Items from a dataset
......

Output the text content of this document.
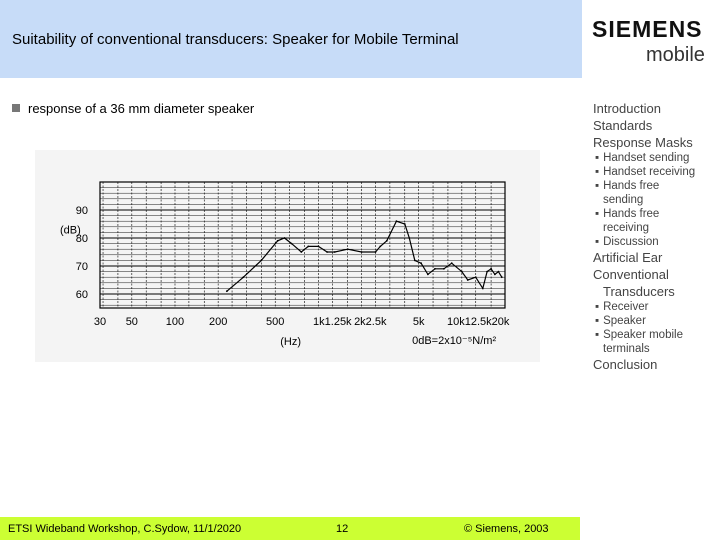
Suitability of conventional transducers: Speaker for Mobile Terminal	SIEMENS
mobile
response of a 36 mm diameter speaker
90
80
70
60
30 50	100 200	500	1k1.25k 2k2.5k 5k 10k12.5k20k
(dB)
(Hz)	0dB=2x10⁻⁵N/m²
Introduction
Standards
Response Masks
▪ Handset sending
▪ Handset receiving
▪ Hands free
sending
▪ Hands free
receiving
▪ Discussion
Artificial Ear
Conventional
Transducers
▪ Receiver
▪ Speaker
▪ Speaker mobile
terminals
Conclusion
ETSI Wideband Workshop, C.Sydow, 11/1/2020	12	© Siemens, 2003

......

Pictures stay out of the copy; please restate every record above exactly.

Output the text content of this document.
Suitability of conventional transducers: Speaker for Mobile Terminal	SIEMENS
mobile
response of a 36 mm diameter speaker
90
80
70
60
30 50	100 200	500	1k1.25k 2k2.5k 5k 10k12.5k20k
(dB)
(Hz)	0dB=2x10⁻⁵N/m²
Introduction
Standards
Response Masks
▪ Handset sending
▪ Handset receiving
▪ Hands free
sending
▪ Hands free
receiving
▪ Discussion
Artificial Ear
Conventional
Transducers
▪ Receiver
▪ Speaker
▪ Speaker mobile
terminals
Conclusion
ETSI Wideband Workshop, C.Sydow, 11/1/2020	12	© Siemens, 2003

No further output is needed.